> **Exercise**: Set down the full listing exactly, character for character.

> **Data for this task**:
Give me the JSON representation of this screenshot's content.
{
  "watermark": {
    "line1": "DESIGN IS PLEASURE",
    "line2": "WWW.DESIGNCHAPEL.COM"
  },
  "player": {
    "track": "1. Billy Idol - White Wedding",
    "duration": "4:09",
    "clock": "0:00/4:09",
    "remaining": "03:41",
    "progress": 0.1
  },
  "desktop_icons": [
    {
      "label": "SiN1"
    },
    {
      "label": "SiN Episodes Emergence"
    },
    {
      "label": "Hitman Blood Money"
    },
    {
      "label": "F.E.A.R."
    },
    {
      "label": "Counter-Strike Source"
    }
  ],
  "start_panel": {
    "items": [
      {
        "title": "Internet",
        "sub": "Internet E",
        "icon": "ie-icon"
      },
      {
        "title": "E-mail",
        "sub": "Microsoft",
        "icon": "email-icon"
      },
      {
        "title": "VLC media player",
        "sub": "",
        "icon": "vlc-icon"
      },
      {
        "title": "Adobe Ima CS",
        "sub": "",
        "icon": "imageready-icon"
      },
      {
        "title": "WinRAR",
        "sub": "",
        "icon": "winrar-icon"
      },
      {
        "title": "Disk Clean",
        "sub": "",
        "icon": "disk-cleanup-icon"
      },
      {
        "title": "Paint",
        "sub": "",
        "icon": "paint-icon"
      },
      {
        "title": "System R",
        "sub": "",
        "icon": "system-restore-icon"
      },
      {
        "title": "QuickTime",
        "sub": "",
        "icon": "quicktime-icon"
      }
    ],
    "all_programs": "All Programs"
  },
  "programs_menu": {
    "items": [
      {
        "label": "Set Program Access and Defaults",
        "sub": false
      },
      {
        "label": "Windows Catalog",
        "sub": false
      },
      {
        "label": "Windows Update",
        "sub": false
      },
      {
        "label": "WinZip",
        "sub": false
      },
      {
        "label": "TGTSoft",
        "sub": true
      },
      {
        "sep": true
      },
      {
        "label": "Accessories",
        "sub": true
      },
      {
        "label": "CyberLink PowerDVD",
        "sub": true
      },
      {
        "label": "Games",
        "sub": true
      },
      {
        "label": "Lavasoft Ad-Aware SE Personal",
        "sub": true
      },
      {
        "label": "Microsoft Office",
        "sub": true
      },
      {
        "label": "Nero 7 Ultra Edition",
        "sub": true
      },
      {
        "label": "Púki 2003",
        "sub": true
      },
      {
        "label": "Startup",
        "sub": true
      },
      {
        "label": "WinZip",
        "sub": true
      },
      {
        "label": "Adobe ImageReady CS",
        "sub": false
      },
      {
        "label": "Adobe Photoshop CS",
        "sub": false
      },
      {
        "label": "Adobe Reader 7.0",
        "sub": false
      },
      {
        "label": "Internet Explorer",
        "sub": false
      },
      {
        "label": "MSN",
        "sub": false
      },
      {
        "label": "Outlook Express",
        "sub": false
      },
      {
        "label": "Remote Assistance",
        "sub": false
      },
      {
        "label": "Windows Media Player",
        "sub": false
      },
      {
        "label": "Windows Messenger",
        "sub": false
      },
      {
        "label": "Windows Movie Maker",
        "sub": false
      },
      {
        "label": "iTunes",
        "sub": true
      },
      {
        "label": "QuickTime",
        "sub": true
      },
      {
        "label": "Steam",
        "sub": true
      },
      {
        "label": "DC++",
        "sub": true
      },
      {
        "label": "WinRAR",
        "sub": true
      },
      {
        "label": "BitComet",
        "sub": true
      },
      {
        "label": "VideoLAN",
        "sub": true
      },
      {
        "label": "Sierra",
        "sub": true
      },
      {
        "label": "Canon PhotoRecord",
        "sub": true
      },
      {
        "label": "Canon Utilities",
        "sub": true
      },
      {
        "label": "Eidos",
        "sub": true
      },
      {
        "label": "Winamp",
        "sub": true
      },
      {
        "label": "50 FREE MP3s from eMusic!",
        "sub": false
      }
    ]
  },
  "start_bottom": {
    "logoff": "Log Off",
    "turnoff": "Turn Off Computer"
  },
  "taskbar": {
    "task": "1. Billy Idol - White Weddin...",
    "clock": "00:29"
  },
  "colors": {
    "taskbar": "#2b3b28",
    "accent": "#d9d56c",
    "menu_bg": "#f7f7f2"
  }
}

> **Answer to the exercise**:
Give me the JSON representation of this screenshot's content.
{
  "watermark": {
    "line1": "DESIGN IS PLEASURE",
    "line2": "WWW.DESIGNCHAPEL.COM"
  },
  "player": {
    "track": "1. Billy Idol - White Wedding",
    "duration": "4:09",
    "clock": "0:00/4:09",
    "remaining": "03:41",
    "progress": 0.1
  },
  "desktop_icons": [
    {
      "label": "SiN1"
    },
    {
      "label": "SiN Episodes Emergence"
    },
    {
      "label": "Hitman Blood Money"
    },
    {
      "label": "F.E.A.R."
    },
    {
      "label": "Counter-Strike Source"
    }
  ],
  "start_panel": {
    "items": [
      {
        "title": "Internet",
        "sub": "Internet E",
        "icon": "ie-icon"
      },
      {
        "title": "E-mail",
        "sub": "Microsoft",
        "icon": "email-icon"
      },
      {
        "title": "VLC media player",
        "sub": "",
        "icon": "vlc-icon"
      },
      {
        "title": "Adobe Ima CS",
        "sub": "",
        "icon": "imageready-icon"
      },
      {
        "title": "WinRAR",
        "sub": "",
        "icon": "winrar-icon"
      },
      {
        "title": "Disk Clean",
        "sub": "",
        "icon": "disk-cleanup-icon"
      },
      {
        "title": "Paint",
        "sub": "",
        "icon": "paint-icon"
      },
      {
        "title": "System R",
        "sub": "",
        "icon": "system-restore-icon"
      },
      {
        "title": "QuickTime",
        "sub": "",
        "icon": "quicktime-icon"
      }
    ],
    "all_programs": "All Programs"
  },
  "programs_menu": {
    "items": [
      {
        "label": "Set Program Access and Defaults",
        "sub": false
      },
      {
        "label": "Windows Catalog",
        "sub": false
      },
      {
        "label": "Windows Update",
        "sub": false
      },
      {
        "label": "WinZip",
        "sub": false
      },
      {
        "label": "TGTSoft",
        "sub": true
      },
      {
        "sep": true
      },
      {
        "label": "Accessories",
        "sub": true
      },
      {
        "label": "CyberLink PowerDVD",
        "sub": true
      },
      {
        "label": "Games",
        "sub": true
      },
      {
        "label": "Lavasoft Ad-Aware SE Personal",
        "sub": true
      },
      {
        "label": "Microsoft Office",
        "sub": true
      },
      {
        "label": "Nero 7 Ultra Edition",
        "sub": true
      },
      {
        "label": "Púki 2003",
        "sub": true
      },
      {
        "label": "Startup",
        "sub": true
      },
      {
        "label": "WinZip",
        "sub": true
      },
      {
        "label": "Adobe ImageReady CS",
        "sub": false
      },
      {
        "label": "Adobe Photoshop CS",
        "sub": false
      },
      {
        "label": "Adobe Reader 7.0",
        "sub": false
      },
      {
        "label": "Internet Explorer",
        "sub": false
      },
      {
        "label": "MSN",
        "sub": false
      },
      {
        "label": "Outlook Express",
        "sub": false
      },
      {
        "label": "Remote Assistance",
        "sub": false
      },
      {
        "label": "Windows Media Player",
        "sub": false
      },
      {
        "label": "Windows Messenger",
        "sub": false
      },
      {
        "label": "Windows Movie Maker",
        "sub": false
      },
      {
        "label": "iTunes",
        "sub": true
      },
      {
        "label": "QuickTime",
        "sub": true
      },
      {
        "label": "Steam",
        "sub": true
      },
      {
        "label": "DC++",
        "sub": true
      },
      {
        "label": "WinRAR",
        "sub": true
      },
      {
        "label": "BitComet",
        "sub": true
      },
      {
        "label": "VideoLAN",
        "sub": true
      },
      {
        "label": "Sierra",
        "sub": true
      },
      {
        "label": "Canon PhotoRecord",
        "sub": true
      },
      {
        "label": "Canon Utilities",
        "sub": true
      },
      {
        "label": "Eidos",
        "sub": true
      },
      {
        "label": "Winamp",
        "sub": true
      },
      {
        "label": "50 FREE MP3s from eMusic!",
        "sub": false
      }
    ]
  },
  "start_bottom": {
    "logoff": "Log Off",
    "turnoff": "Turn Off Computer"
  },
  "taskbar": {
    "task": "1. Billy Idol - White Weddin...",
    "clock": "00:29"
  },
  "colors": {
    "taskbar": "#2b3b28",
    "accent": "#d9d56c",
    "menu_bg": "#f7f7f2"
  }
}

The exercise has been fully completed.